• [Fragmento del documento]:

León Bendesky
Por dondequiera se habla de la crisis financiera, aunque se hacen pocos matices sobre la forma, las consecuencias y el alcance que podría tener. El entorno financiero padece, otra vez, las repercusiones de la hiperinflación de los precios de los activos, en este caso de los bienes raíces. En eso consiste, en esencia, la crisis de las hipotecas de alto riesgo, o sea, créditos de baja calidad, por ello su nombre de subprima.
Hay evidencias de las dificultades serias que padecen algunas grandes empresas financieras: bancos comerciales y de inversión han reportado fuertes pérdidas en sus resultados, que se derivan del mercado hipotecario, estrechamente articulado en los mercados interbancarios y en términos geográficos en los principales centros financieros del mundo.
No ha sido tan evidente, por ejemplo, el caso de las compañías que aseguran los bonos que colocan las empresas entre los inversionistas. Cuando una empresa coloca esos bonos, los compran los bancos que, a su vez, se aseguran contra el riesgo que adquirieron. Esas aseguradoras se conocen como monolines, porque están limitadas, generalmente por los reguladores, para realizar un solo tipo de operaciones, en este caso el seguro al que nos referimos.
Una de las principales monolines, Ambac, vio hace un par de semanas degradada la calidad de su cartera por la calificadora Fitch, lo que llevó a la intervención de la Reserva Federal para prevenir un colapso del mercado. Si las aseguradoras de crédito empiezan a padecer también los efectos de la crisis hipotecaria, la situación será más grave y de mayor extensión.
Estas condiciones han ido ejerciendo una presión sobre el sector productivo debido a la falta de liquidez que ha provocado en los mercados de dinero y capital. Así, empiezan a afectarse de modo adverso las decisiones de inversión y de consumo que se derraman en los sectores productivos y el mercado de trabajo. Además, se quebró el patrimonio de muchas familias por la pérdida del valor de sus casas.
En el cuarto trimestre del año se espera que la tasa de crecimiento de la economía de Estados Unidos empiece a mostrar una reducción que puede ser significativa y comience un periodo de lento crecimiento. Hay quienes estiman que la tasa de crecimiento del producto puede ser negativa, y si eso ocurre durante dos trimestres seguidos se considera que hay recesión. Alan Greenspan, a quienes algunos denuncian como responsable de haber dejado desde su antiguo puesto de presidente de la Reserva Federal que la “burbuja” especulativa del mercado hipotecario haya crecido hasta las dimensiones de una crisis, sentenció recientemente que la recesión ya podría haber empezado.

• [Datos de límites de regiones]:
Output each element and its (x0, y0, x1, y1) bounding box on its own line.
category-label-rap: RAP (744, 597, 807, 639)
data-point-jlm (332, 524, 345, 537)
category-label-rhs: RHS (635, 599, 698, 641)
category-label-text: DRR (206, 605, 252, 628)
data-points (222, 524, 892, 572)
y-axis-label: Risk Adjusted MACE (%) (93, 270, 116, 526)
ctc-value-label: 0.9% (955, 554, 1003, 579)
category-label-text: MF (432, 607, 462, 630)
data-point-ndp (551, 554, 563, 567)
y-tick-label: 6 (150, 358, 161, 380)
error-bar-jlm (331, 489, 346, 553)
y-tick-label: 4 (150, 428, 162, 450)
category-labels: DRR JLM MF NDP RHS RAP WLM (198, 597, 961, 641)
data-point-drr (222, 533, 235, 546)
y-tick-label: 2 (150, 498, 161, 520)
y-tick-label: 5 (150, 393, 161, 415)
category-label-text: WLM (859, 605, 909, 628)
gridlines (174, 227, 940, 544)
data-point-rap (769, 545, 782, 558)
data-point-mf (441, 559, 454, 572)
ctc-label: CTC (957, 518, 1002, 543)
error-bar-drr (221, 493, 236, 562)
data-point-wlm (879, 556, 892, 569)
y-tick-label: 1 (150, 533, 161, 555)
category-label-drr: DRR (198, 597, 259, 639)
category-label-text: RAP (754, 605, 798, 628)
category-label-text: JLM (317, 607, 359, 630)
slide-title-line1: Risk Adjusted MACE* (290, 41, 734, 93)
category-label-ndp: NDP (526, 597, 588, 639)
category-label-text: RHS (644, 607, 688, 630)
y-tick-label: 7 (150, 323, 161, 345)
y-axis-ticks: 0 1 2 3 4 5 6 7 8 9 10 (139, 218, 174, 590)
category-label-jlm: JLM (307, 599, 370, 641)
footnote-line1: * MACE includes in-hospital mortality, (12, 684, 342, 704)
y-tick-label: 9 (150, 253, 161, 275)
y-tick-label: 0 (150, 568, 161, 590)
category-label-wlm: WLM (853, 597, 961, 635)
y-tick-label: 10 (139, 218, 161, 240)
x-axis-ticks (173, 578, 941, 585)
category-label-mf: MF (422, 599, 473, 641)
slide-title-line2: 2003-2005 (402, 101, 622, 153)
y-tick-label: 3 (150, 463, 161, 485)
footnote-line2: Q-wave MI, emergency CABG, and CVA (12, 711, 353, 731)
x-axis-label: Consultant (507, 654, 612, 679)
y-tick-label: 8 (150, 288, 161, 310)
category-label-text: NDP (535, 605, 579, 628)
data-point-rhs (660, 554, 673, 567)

• [Problema breve 1]: Según el artículo sobre la crisis financiera, ¿qué calificadora degradó la calidad de la cartera de Ambac?
• [Problema breve 2]: Reproduce el pasaje del artículo sobre la crisis financiera que comienza en las palabras "En el cuarto" y termina después de "podría haber empezado.".
Las entradas proceden de otra fuente.

• [Solución del ejercicio 1]: La calificadora Fitch.

• [Solución del ejercicio 2]:
En el cuarto trimestre del año se espera que la tasa de crecimiento de la economía de Estados Unidos empiece a mostrar una reducción que puede ser significativa y comience un periodo de lento crecimiento. Hay quienes estiman que la tasa de crecimiento del producto puede ser negativa, y si eso ocurre durante dos trimestres seguidos se considera que hay recesión. Alan Greenspan, a quienes algunos denuncian como responsable de haber dejado desde su antiguo puesto de presidente de la Reserva Federal que la “burbuja” especulativa del mercado hipotecario haya crecido hasta las dimensiones de una crisis, sentenció recientemente que la recesión ya podría haber empezado.